• [Recorded information]
......
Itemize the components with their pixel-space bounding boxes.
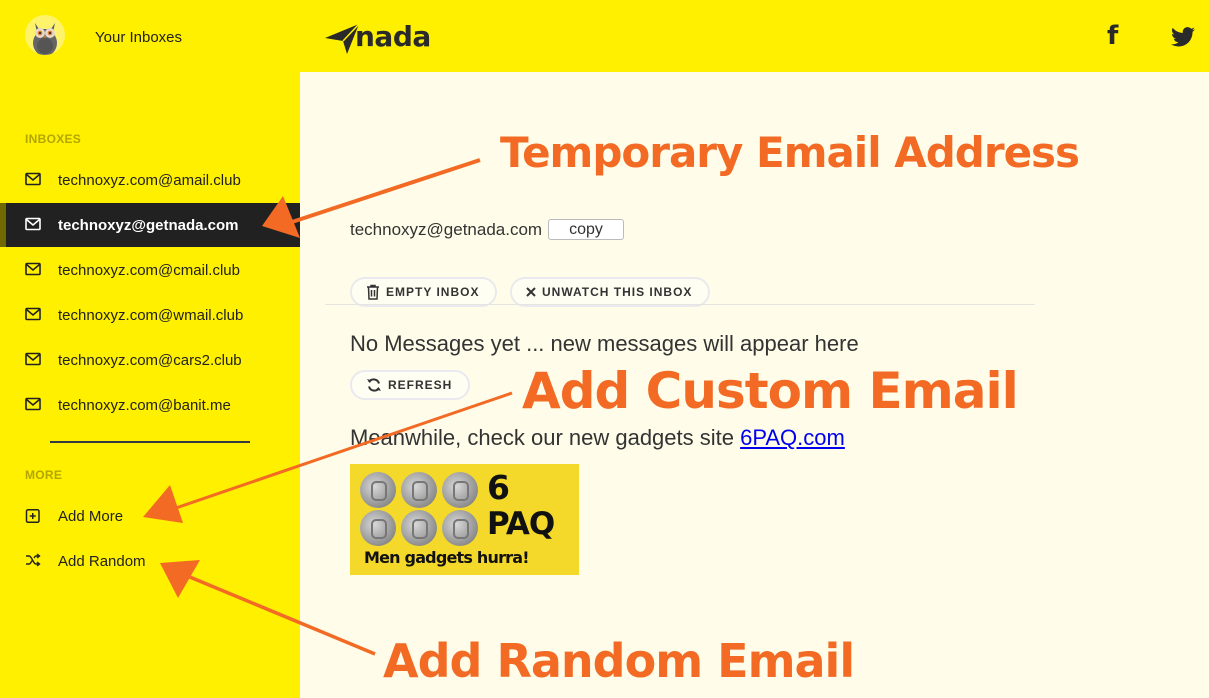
ad-tagline: Men gadgets hurra! bbox=[364, 548, 530, 567]
inbox-label: technoxyz.com@amail.club bbox=[58, 171, 241, 189]
trash-icon bbox=[367, 284, 379, 300]
add-more-button[interactable]: Add More bbox=[0, 494, 300, 538]
paper-plane-icon bbox=[325, 24, 359, 54]
current-email[interactable]: technoxyz@getnada.com bbox=[350, 220, 542, 240]
promo-text: Meanwhile, check our new gadgets site 6P… bbox=[350, 425, 845, 451]
inbox-label: technoxyz.com@cars2.club bbox=[58, 351, 242, 369]
nada-logo[interactable]: nada bbox=[325, 20, 431, 54]
mail-icon bbox=[25, 352, 41, 366]
toolbar-divider bbox=[325, 304, 1035, 305]
ad-title-line1: 6 bbox=[487, 468, 510, 507]
owl-avatar[interactable] bbox=[25, 15, 65, 55]
inbox-label: technoxyz.com@banit.me bbox=[58, 396, 231, 414]
add-random-label: Add Random bbox=[58, 552, 146, 570]
can-icon bbox=[360, 510, 396, 546]
refresh-label: REFRESH bbox=[388, 378, 453, 392]
unwatch-inbox-label: UNWATCH THIS INBOX bbox=[542, 285, 693, 299]
sidebar-inbox-item[interactable]: technoxyz.com@wmail.club bbox=[0, 293, 300, 337]
sidebar-inbox-item[interactable]: technoxyz.com@amail.club bbox=[0, 158, 300, 202]
annotation-random-email: Add Random Email bbox=[383, 634, 855, 688]
facebook-icon[interactable]: f bbox=[1107, 22, 1118, 50]
6paq-ad-banner[interactable]: 6 PAQ Men gadgets hurra! bbox=[350, 464, 579, 575]
mail-icon bbox=[25, 307, 41, 321]
annotation-temporary-email: Temporary Email Address bbox=[500, 128, 1080, 177]
add-random-button[interactable]: Add Random bbox=[0, 539, 300, 583]
promo-prefix: Meanwhile, check our new gadgets site bbox=[350, 425, 741, 450]
empty-inbox-label: EMPTY INBOX bbox=[386, 285, 480, 299]
mail-icon bbox=[25, 262, 41, 276]
close-icon bbox=[526, 287, 536, 297]
more-section-label: MORE bbox=[25, 468, 63, 482]
mail-icon bbox=[25, 217, 41, 231]
inbox-label: technoxyz.com@wmail.club bbox=[58, 306, 244, 324]
can-icon bbox=[442, 510, 478, 546]
promo-link[interactable]: 6PAQ.com bbox=[740, 425, 845, 450]
can-icon bbox=[360, 472, 396, 508]
sidebar-inbox-item-active[interactable]: technoxyz@getnada.com bbox=[0, 203, 300, 247]
your-inboxes-label[interactable]: Your Inboxes bbox=[95, 29, 182, 46]
sidebar-inbox-item[interactable]: technoxyz.com@cars2.club bbox=[0, 338, 300, 382]
current-email-row: technoxyz@getnada.com copy bbox=[350, 219, 624, 240]
can-icon bbox=[401, 472, 437, 508]
can-icon bbox=[442, 472, 478, 508]
logo-text: nada bbox=[355, 20, 431, 53]
copy-button[interactable]: copy bbox=[548, 219, 624, 240]
sidebar-divider bbox=[50, 441, 250, 443]
header-bar bbox=[300, 0, 1209, 72]
add-more-label: Add More bbox=[58, 507, 124, 525]
can-icon bbox=[401, 510, 437, 546]
unwatch-inbox-button[interactable]: UNWATCH THIS INBOX bbox=[510, 277, 711, 307]
shuffle-icon bbox=[26, 553, 41, 567]
inbox-label: technoxyz@getnada.com bbox=[58, 216, 239, 234]
inbox-label: technoxyz.com@cmail.club bbox=[58, 261, 240, 279]
ad-title-line2: PAQ bbox=[487, 506, 555, 542]
sidebar-inbox-item[interactable]: technoxyz.com@banit.me bbox=[0, 383, 300, 427]
refresh-icon bbox=[367, 378, 381, 392]
empty-state-message: No Messages yet ... new messages will ap… bbox=[350, 331, 859, 356]
plus-square-icon bbox=[25, 509, 40, 523]
mail-icon bbox=[25, 397, 41, 411]
twitter-icon[interactable] bbox=[1171, 27, 1195, 52]
refresh-button[interactable]: REFRESH bbox=[350, 370, 471, 400]
annotation-custom-email: Add Custom Email bbox=[522, 362, 1019, 420]
sidebar-inbox-item[interactable]: technoxyz.com@cmail.club bbox=[0, 248, 300, 292]
inboxes-section-label: INBOXES bbox=[25, 132, 82, 146]
mail-icon bbox=[25, 172, 41, 186]
empty-inbox-button[interactable]: EMPTY INBOX bbox=[350, 277, 498, 307]
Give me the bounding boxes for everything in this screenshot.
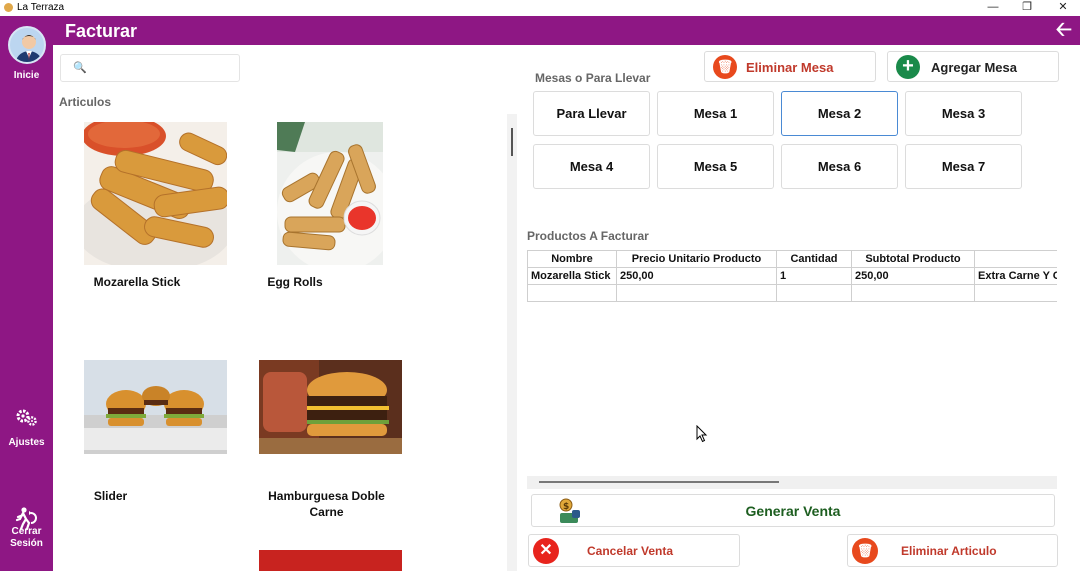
table-row[interactable]: Mozarella Stick 250,00 1 250,00 Extra Ca… <box>527 267 1057 285</box>
column-header[interactable]: Cantidad <box>776 250 852 268</box>
table-cell[interactable] <box>851 284 975 302</box>
window-titlebar: La Terraza — ❐ ✕ <box>0 0 1080 16</box>
plus-icon: + <box>896 55 920 79</box>
column-header[interactable]: Subtotal Producto <box>851 250 975 268</box>
settings-label[interactable]: Ajustes <box>0 437 53 448</box>
mouse-cursor-icon <box>696 424 708 448</box>
x-circle-icon: ✕ <box>533 538 559 564</box>
product-image-slider <box>84 360 227 454</box>
table-option-mesa-3[interactable]: Mesa 3 <box>905 91 1022 136</box>
window-title: La Terraza <box>17 2 65 13</box>
search-icon: 🔍 <box>73 62 87 74</box>
column-header[interactable] <box>974 250 1057 268</box>
table-option-mesa-4[interactable]: Mesa 4 <box>533 144 650 189</box>
generate-sale-button[interactable]: $ Generar Venta <box>531 494 1055 527</box>
table-option-mesa-7[interactable]: Mesa 7 <box>905 144 1022 189</box>
table-cell[interactable]: Mozarella Stick <box>527 267 617 285</box>
cancel-sale-button[interactable]: ✕ Cancelar Venta <box>528 534 740 567</box>
search-input[interactable]: 🔍 <box>60 54 240 82</box>
table-cell[interactable] <box>616 284 777 302</box>
cancel-sale-label: Cancelar Venta <box>587 544 674 558</box>
table-option-para-llevar[interactable]: Para Llevar <box>533 91 650 136</box>
table-cell[interactable]: 1 <box>776 267 852 285</box>
gear-icon[interactable] <box>0 408 53 433</box>
table-header-row: Nombre Precio Unitario Producto Cantidad… <box>527 250 1057 268</box>
scrollbar-thumb[interactable] <box>539 481 779 483</box>
product-image-egg-rolls <box>277 122 383 265</box>
invoice-table[interactable]: Nombre Precio Unitario Producto Cantidad… <box>527 250 1057 304</box>
user-icon <box>15 35 43 62</box>
product-name: Mozarella Stick <box>93 275 181 289</box>
close-window-button[interactable]: ✕ <box>1049 0 1077 16</box>
table-row-empty[interactable] <box>527 284 1057 302</box>
page-title: Facturar <box>65 21 138 41</box>
product-image-hamburguesa <box>259 360 402 454</box>
scrollbar-thumb[interactable] <box>511 128 513 156</box>
table-option-mesa-6[interactable]: Mesa 6 <box>781 144 898 189</box>
product-name: Egg Rolls <box>267 275 323 289</box>
avatar[interactable] <box>8 26 46 64</box>
home-label[interactable]: Inicie <box>0 70 53 81</box>
trash-icon: 🗑 <box>852 538 878 564</box>
generate-sale-label: Generar Venta <box>745 503 841 519</box>
product-name: Slider <box>93 489 128 503</box>
column-header[interactable]: Nombre <box>527 250 617 268</box>
add-table-label: Agregar Mesa <box>931 60 1017 75</box>
maximize-button[interactable]: ❐ <box>1013 0 1041 16</box>
delete-item-label: Eliminar Articulo <box>901 544 997 558</box>
app-icon <box>4 3 13 12</box>
table-cell[interactable]: 250,00 <box>616 267 777 285</box>
logout-label[interactable]: Cerrar Sesión <box>0 526 53 550</box>
product-image-mozarella-stick <box>84 122 227 265</box>
table-option-mesa-2[interactable]: Mesa 2 <box>781 91 898 136</box>
table-cell[interactable] <box>527 284 617 302</box>
delete-table-button[interactable]: 🗑 Eliminar Mesa <box>704 51 876 82</box>
sidebar: Inicie Ajustes Cerrar Sesión <box>0 16 53 571</box>
articles-label: Articulos <box>59 95 112 109</box>
page-header: Facturar 🡠 <box>53 16 1080 45</box>
add-table-button[interactable]: + Agregar Mesa <box>887 51 1059 82</box>
column-header[interactable]: Precio Unitario Producto <box>616 250 777 268</box>
table-cell[interactable] <box>974 284 1057 302</box>
articles-scrollbar[interactable] <box>507 114 517 571</box>
table-option-mesa-5[interactable]: Mesa 5 <box>657 144 774 189</box>
table-cell[interactable]: Extra Carne Y C <box>974 267 1057 285</box>
product-image-partial[interactable] <box>259 550 402 571</box>
minimize-button[interactable]: — <box>979 0 1007 16</box>
tables-label: Mesas o Para Llevar <box>535 71 651 85</box>
arrow-left-icon[interactable]: 🡠 <box>1056 18 1072 42</box>
table-horizontal-scrollbar[interactable] <box>527 476 1057 489</box>
delete-item-button[interactable]: 🗑 Eliminar Articulo <box>847 534 1058 567</box>
delete-table-label: Eliminar Mesa <box>746 60 834 75</box>
trash-icon: 🗑 <box>713 55 737 79</box>
table-cell[interactable] <box>776 284 852 302</box>
invoice-label: Productos A Facturar <box>527 229 649 243</box>
table-cell[interactable]: 250,00 <box>851 267 975 285</box>
table-option-mesa-1[interactable]: Mesa 1 <box>657 91 774 136</box>
product-name: Hamburguesa Doble Carne <box>268 489 385 519</box>
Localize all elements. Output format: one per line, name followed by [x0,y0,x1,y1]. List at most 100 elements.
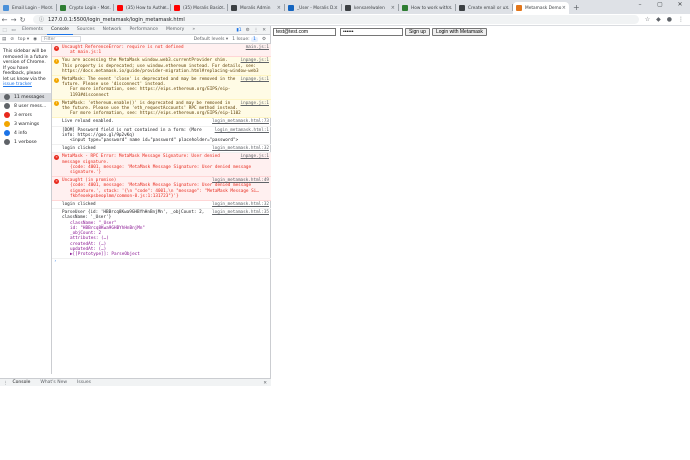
......
• [Work instructions]
Switch "Cantidad" to "Quantity" wherever it occurs in the data starting at the line that contains "table-row[interactable]: Mozarella Stick" and ending at the line that contains "page-title: Facturar <box>65 21 138 41</box>", and reproduce only those lines with everything else unchanged.

• [Answer to the problem]
table-row[interactable]: Mozarella Stick 250,00 1 250,00 Extra Ca… <box>527 267 1057 285</box>
column-header[interactable]: Quantity <box>776 250 852 268</box>
table-cell[interactable] <box>851 284 975 302</box>
window-titlebar: La Terraza — ❐ ✕ <box>0 0 1080 16</box>
plus-icon: + <box>896 55 920 79</box>
column-header[interactable]: Subtotal Producto <box>851 250 975 268</box>
settings-label[interactable]: Ajustes <box>0 437 53 448</box>
mouse-cursor-icon <box>696 424 708 448</box>
x-circle-icon: ✕ <box>533 538 559 564</box>
product-image-slider <box>84 360 227 454</box>
table-option-mesa-3[interactable]: Mesa 3 <box>905 91 1022 136</box>
window-title: La Terraza <box>17 2 65 13</box>
search-icon: 🔍 <box>73 62 87 74</box>
column-header[interactable] <box>974 250 1057 268</box>
table-option-mesa-4[interactable]: Mesa 4 <box>533 144 650 189</box>
generate-sale-button[interactable]: $ Generar Venta <box>531 494 1055 527</box>
table-option-mesa-7[interactable]: Mesa 7 <box>905 144 1022 189</box>
table-cell[interactable]: Mozarella Stick <box>527 267 617 285</box>
cancel-sale-button[interactable]: ✕ Cancelar Venta <box>528 534 740 567</box>
search-input[interactable]: 🔍 <box>60 54 240 82</box>
table-cell[interactable] <box>616 284 777 302</box>
cancel-sale-label: Cancelar Venta <box>587 544 674 558</box>
table-option-para-llevar[interactable]: Para Llevar <box>533 91 650 136</box>
table-cell[interactable]: 1 <box>776 267 852 285</box>
gear-icon[interactable] <box>0 408 53 433</box>
table-header-row: Nombre Precio Unitario Producto Quantity… <box>527 250 1057 268</box>
scrollbar-thumb[interactable] <box>539 481 779 483</box>
product-image-egg-rolls <box>277 122 383 265</box>
invoice-table[interactable]: Nombre Precio Unitario Producto Quantity… <box>527 250 1057 304</box>
user-icon <box>15 35 43 62</box>
product-name: Mozarella Stick <box>93 275 181 289</box>
close-window-button[interactable]: ✕ <box>1049 0 1077 16</box>
table-row-empty[interactable] <box>527 284 1057 302</box>
page-title: Facturar <box>65 21 138 41</box>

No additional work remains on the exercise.